((

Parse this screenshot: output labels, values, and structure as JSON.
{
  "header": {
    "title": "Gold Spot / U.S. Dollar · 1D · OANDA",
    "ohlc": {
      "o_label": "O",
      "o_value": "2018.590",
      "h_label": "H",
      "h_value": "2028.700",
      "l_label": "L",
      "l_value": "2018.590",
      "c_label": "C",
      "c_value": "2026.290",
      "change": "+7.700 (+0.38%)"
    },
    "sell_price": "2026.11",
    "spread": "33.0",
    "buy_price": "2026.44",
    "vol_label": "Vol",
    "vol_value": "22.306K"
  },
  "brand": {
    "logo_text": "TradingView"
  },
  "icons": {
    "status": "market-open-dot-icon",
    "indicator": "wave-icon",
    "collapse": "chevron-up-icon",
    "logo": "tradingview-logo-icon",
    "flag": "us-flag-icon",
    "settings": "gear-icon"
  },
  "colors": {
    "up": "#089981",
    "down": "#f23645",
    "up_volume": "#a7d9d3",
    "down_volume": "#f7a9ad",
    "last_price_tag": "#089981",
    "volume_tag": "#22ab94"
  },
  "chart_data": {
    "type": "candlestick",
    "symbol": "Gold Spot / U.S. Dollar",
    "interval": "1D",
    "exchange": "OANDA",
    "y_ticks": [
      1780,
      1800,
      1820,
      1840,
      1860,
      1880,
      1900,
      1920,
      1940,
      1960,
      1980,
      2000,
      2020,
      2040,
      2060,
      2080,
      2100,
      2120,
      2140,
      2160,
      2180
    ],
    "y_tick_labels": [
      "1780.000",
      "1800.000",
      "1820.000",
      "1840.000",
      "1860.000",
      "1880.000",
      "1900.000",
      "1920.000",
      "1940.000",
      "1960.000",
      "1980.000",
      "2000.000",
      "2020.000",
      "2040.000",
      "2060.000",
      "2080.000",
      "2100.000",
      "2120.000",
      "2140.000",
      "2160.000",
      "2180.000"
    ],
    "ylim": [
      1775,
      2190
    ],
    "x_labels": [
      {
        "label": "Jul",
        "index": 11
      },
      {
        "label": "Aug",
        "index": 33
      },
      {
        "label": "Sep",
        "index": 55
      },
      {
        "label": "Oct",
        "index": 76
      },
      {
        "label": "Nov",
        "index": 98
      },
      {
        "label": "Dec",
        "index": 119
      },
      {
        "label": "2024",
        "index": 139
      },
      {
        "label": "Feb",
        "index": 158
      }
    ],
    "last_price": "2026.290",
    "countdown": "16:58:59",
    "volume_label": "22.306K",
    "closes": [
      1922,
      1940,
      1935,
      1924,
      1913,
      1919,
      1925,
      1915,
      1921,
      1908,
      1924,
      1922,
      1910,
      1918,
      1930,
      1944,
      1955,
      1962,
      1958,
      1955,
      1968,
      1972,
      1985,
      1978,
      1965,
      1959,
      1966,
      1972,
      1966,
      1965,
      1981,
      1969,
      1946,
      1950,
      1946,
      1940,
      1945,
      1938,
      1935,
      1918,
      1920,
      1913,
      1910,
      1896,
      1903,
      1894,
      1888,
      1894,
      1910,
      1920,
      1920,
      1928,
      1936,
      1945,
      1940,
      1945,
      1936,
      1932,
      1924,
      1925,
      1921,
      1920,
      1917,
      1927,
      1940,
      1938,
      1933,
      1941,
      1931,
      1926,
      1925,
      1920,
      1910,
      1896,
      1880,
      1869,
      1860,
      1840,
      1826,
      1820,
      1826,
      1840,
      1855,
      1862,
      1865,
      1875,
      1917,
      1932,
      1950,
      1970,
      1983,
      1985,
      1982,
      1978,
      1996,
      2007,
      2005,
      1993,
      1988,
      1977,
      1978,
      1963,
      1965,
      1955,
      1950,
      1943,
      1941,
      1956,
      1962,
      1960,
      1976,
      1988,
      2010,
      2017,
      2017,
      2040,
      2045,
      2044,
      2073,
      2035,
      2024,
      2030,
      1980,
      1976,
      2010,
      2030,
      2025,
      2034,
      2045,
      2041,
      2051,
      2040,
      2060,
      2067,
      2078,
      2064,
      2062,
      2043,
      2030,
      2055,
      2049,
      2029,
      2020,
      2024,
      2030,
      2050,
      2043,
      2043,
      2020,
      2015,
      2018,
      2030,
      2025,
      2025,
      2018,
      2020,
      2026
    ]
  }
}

))

TASK BRIEF:
Say, as a single number and nothing more, how many lines of the entries contain the word "Spot".

TASK SOLUTION:
2